Records that describe figures
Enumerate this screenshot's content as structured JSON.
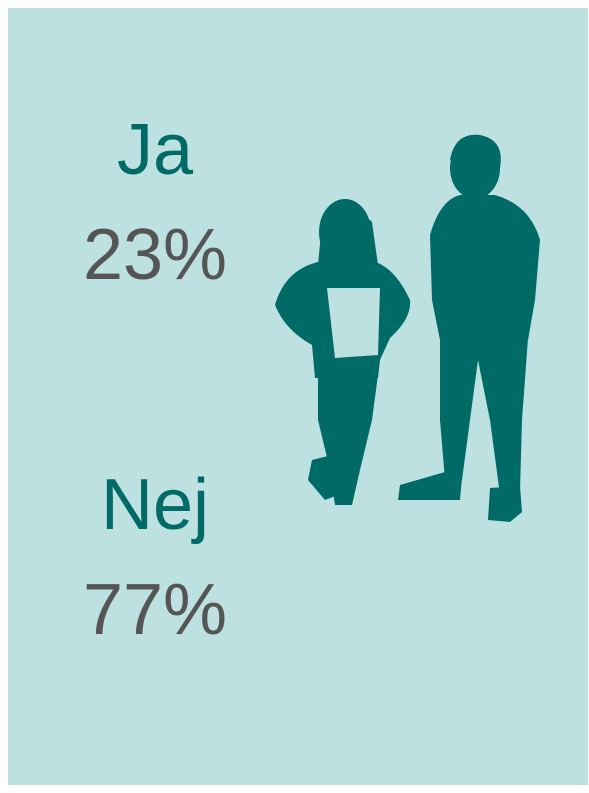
{
  "items": [
    {
      "label": "Ja",
      "value": "23%"
    },
    {
      "label": "Nej",
      "value": "77%"
    }
  ]
}
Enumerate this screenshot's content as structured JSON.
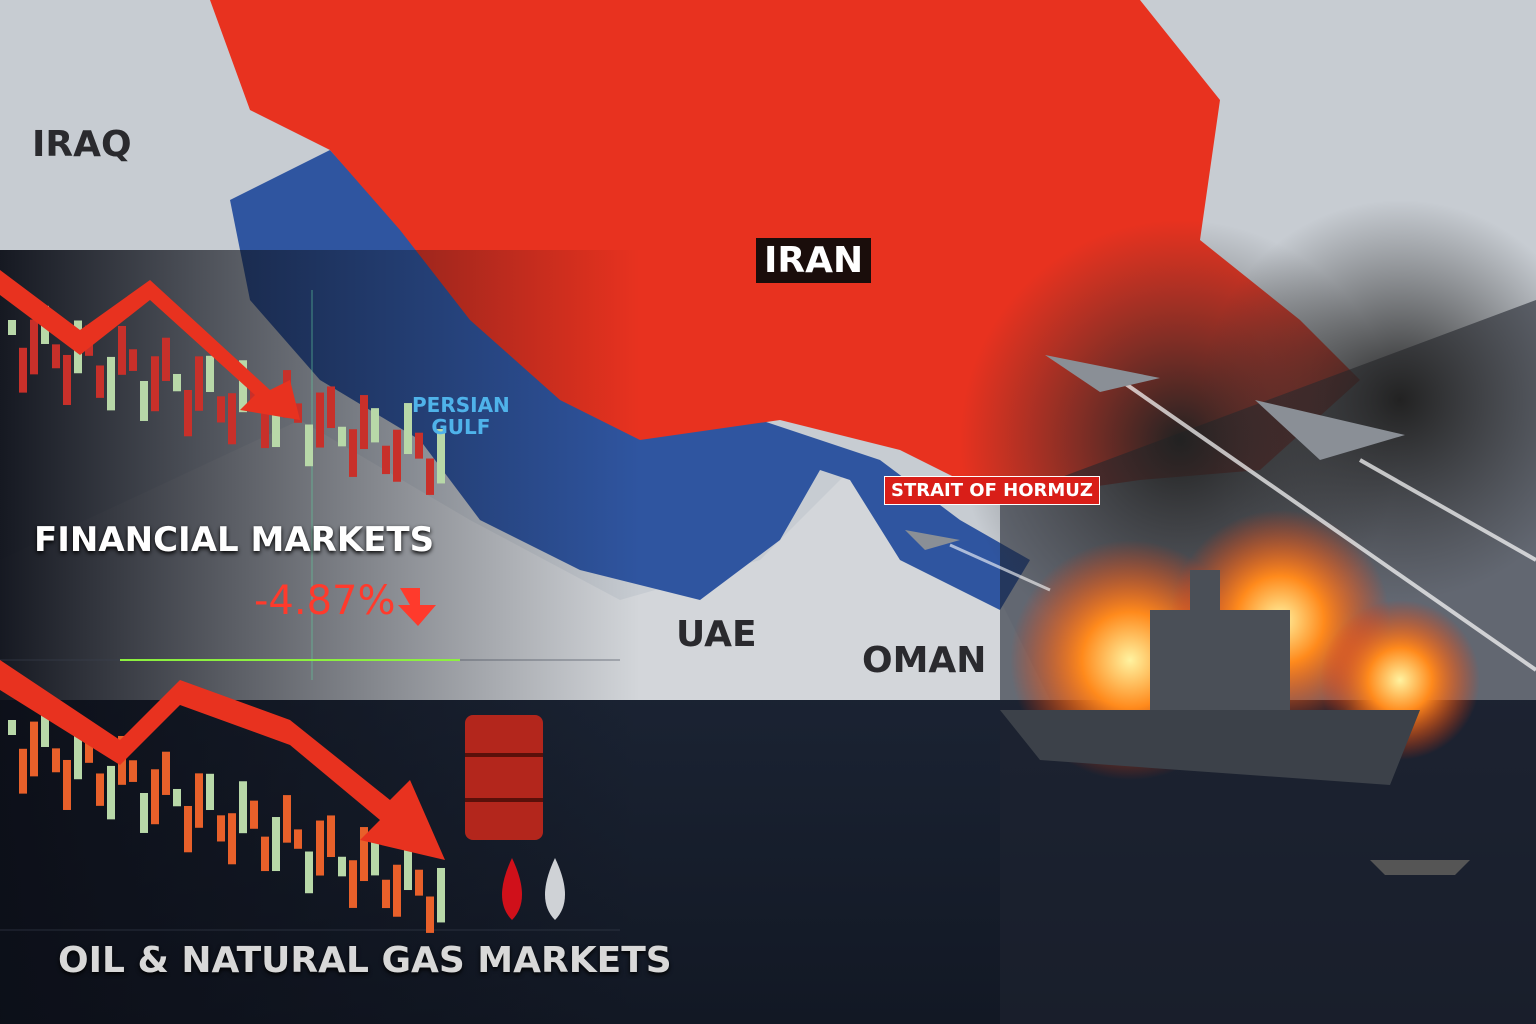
{
  "map": {
    "countries": {
      "iraq": "IRAQ",
      "iran": "IRAN",
      "uae": "UAE",
      "oman": "OMAN"
    },
    "water": {
      "gulf_line1": "PERSIAN",
      "gulf_line2": "GULF",
      "strait": "STRAIT OF HORMUZ"
    }
  },
  "markets": {
    "financial_title": "FINANCIAL MARKETS",
    "financial_change": "-4.87%",
    "financial_trend": "down",
    "oil_title": "OIL & NATURAL GAS MARKETS",
    "oil_trend": "down"
  },
  "icons": [
    "arrow-down-icon",
    "oil-barrel-icon",
    "oil-drop-icon",
    "gas-drop-icon",
    "fighter-jet-icon",
    "warship-icon"
  ],
  "colors": {
    "iran": "#e8321f",
    "gulf": "#2f55a0",
    "land": "#c9ccd0",
    "sea": "#1b2433",
    "alert": "#ff3a2c"
  }
}
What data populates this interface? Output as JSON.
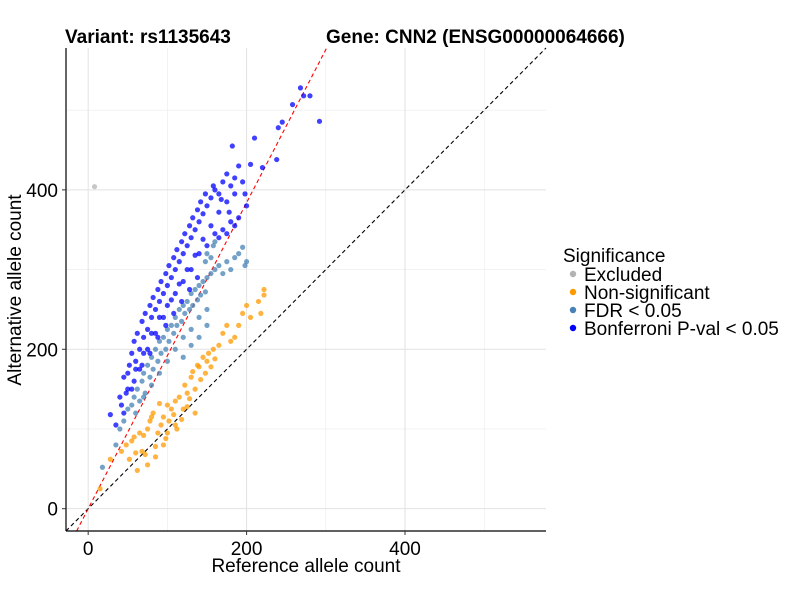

Task objective
Leave the images out and output the remaining material exactly as it stands.

Answer to the problem
Enumerate this screenshot's content as structured JSON.
{
  "items": [
    {
      "label": "Ja",
      "value": "23%"
    },
    {
      "label": "Nej",
      "value": "77%"
    }
  ]
}
Enumerate this screenshot's content as structured JSON.
{
  "map": {
    "countries": {
      "iraq": "IRAQ",
      "iran": "IRAN",
      "uae": "UAE",
      "oman": "OMAN"
    },
    "water": {
      "gulf_line1": "PERSIAN",
      "gulf_line2": "GULF",
      "strait": "STRAIT OF HORMUZ"
    }
  },
  "markets": {
    "financial_title": "FINANCIAL MARKETS",
    "financial_change": "-4.87%",
    "financial_trend": "down",
    "oil_title": "OIL & NATURAL GAS MARKETS",
    "oil_trend": "down"
  },
  "icons": [
    "arrow-down-icon",
    "oil-barrel-icon",
    "oil-drop-icon",
    "gas-drop-icon",
    "fighter-jet-icon",
    "warship-icon"
  ],
  "colors": {
    "iran": "#e8321f",
    "gulf": "#2f55a0",
    "land": "#c9ccd0",
    "sea": "#1b2433",
    "alert": "#ff3a2c"
  }
}
What data populates this interface? Output as JSON.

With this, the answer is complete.